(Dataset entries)
-- start --
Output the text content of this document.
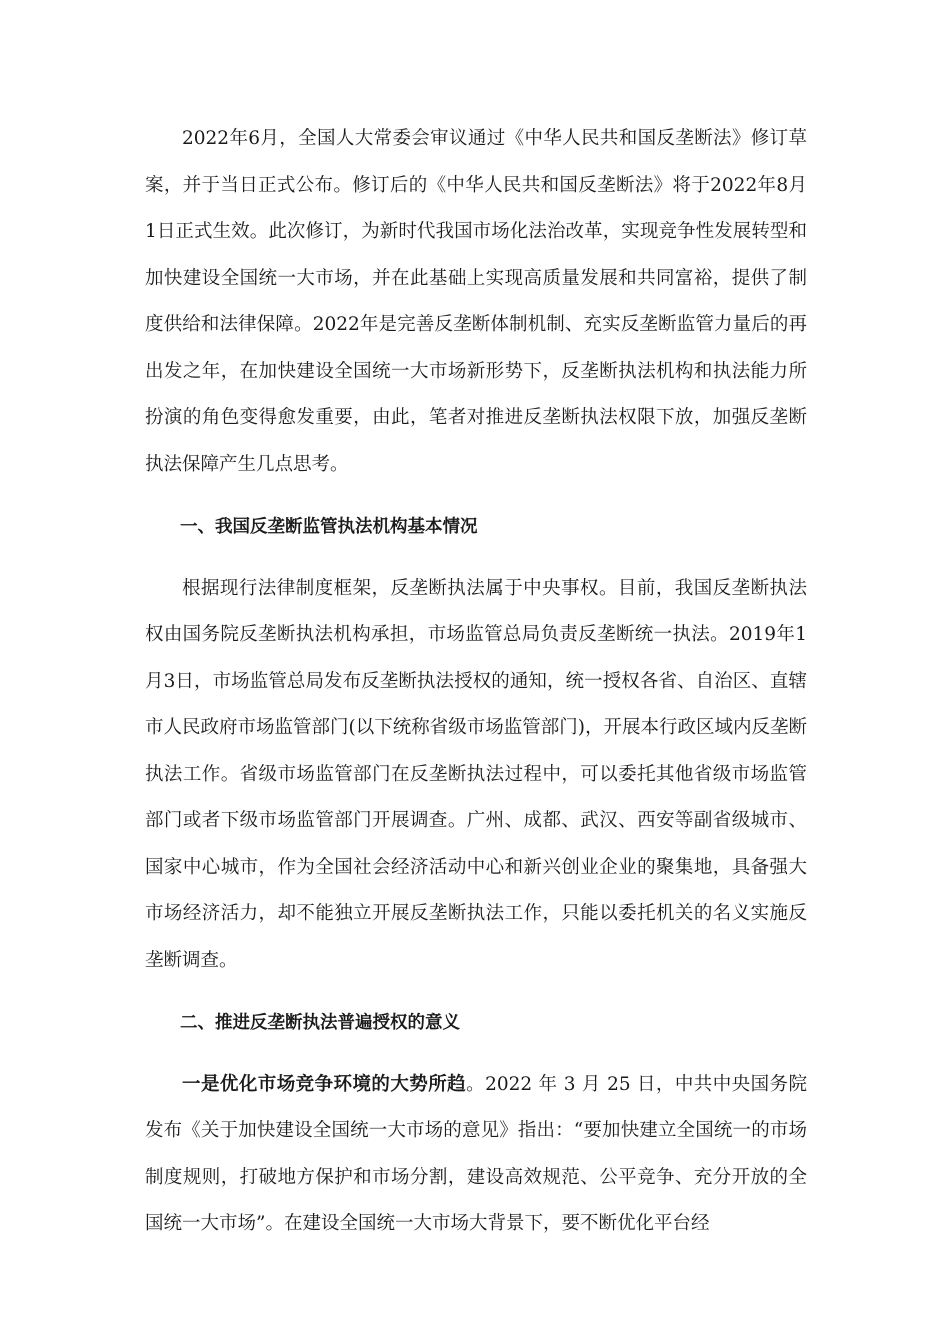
2022年6月，全国人大常委会审议通过《中华人民共和国反垄断法》修订草案，并于当日正式公布。修订后的《中华人民共和国反垄断法》将于2022年8月1日正式生效。此次修订，为新时代我国市场化法治改革，实现竞争性发展转型和加快建设全国统一大市场，并在此基础上实现高质量发展和共同富裕，提供了制度供给和法律保障。2022年是完善反垄断体制机制、充实反垄断监管力量后的再出发之年，在加快建设全国统一大市场新形势下，反垄断执法机构和执法能力所扮演的角色变得愈发重要，由此，笔者对推进反垄断执法权限下放，加强反垄断执法保障产生几点思考。

一、我国反垄断监管执法机构基本情况

根据现行法律制度框架，反垄断执法属于中央事权。目前，我国反垄断执法权由国务院反垄断执法机构承担，市场监管总局负责反垄断统一执法。2019年1月3日，市场监管总局发布反垄断执法授权的通知，统一授权各省、自治区、直辖市人民政府市场监管部门(以下统称省级市场监管部门)，开展本行政区域内反垄断执法工作。省级市场监管部门在反垄断执法过程中，可以委托其他省级市场监管部门或者下级市场监管部门开展调查。广州、成都、武汉、西安等副省级城市、国家中心城市，作为全国社会经济活动中心和新兴创业企业的聚集地，具备强大市场经济活力，却不能独立开展反垄断执法工作，只能以委托机关的名义实施反垄断调查。

二、推进反垄断执法普遍授权的意义

一是优化市场竞争环境的大势所趋。2022 年 3 月 25 日，中共中央国务院发布《关于加快建设全国统一大市场的意见》指出：“要加快建立全国统一的市场制度规则，打破地方保护和市场分割，建设高效规范、公平竞争、充分开放的全国统一大市场”。在建设全国统一大市场大背景下，要不断优化平台经
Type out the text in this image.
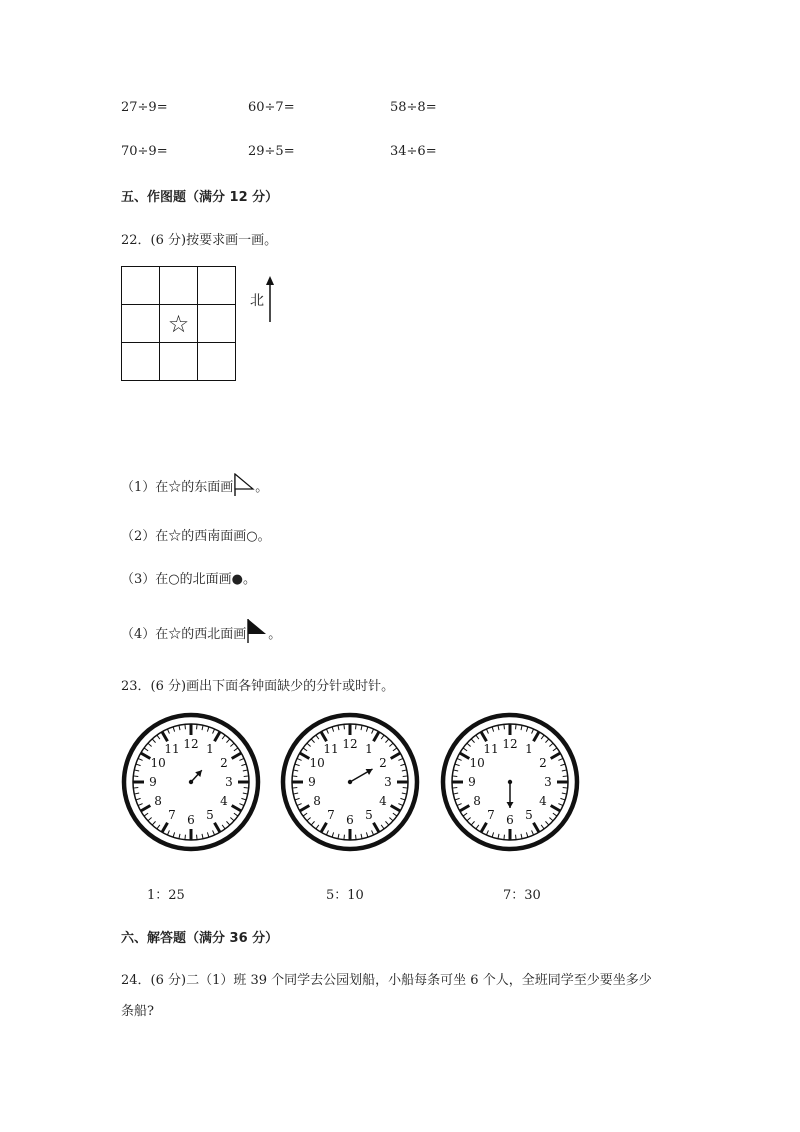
27÷9=	60÷7=	58÷8=
70÷9=	29÷5=	34÷6=
五、作图题（满分 12 分）
22．(6 分)按要求画一画。

	☆	

北
（1）在☆的东面画 。
（2）在☆的西南面画○。
（3）在○的北面画●。
（4）在☆的西北面画 。
23．(6 分)画出下面各钟面缺少的分针或时针。
12 1
2
3
4
5
6
7
8
9
10
11	12 1
2
3
4
5
6
7
8
9
10
11	12 1
2
3
4
5
6
7
8
9
10
11
1：25	5：10	7：30
六、解答题（满分 36 分）
24．(6 分)二（1）班 39 个同学去公园划船，小船每条可坐 6 个人，全班同学至少要坐多少
条船?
-- end --
Aim of the exercise
Reproduce each line holding the word "text".

Problem solution
Output the text content of this document.
Type out the text in this image.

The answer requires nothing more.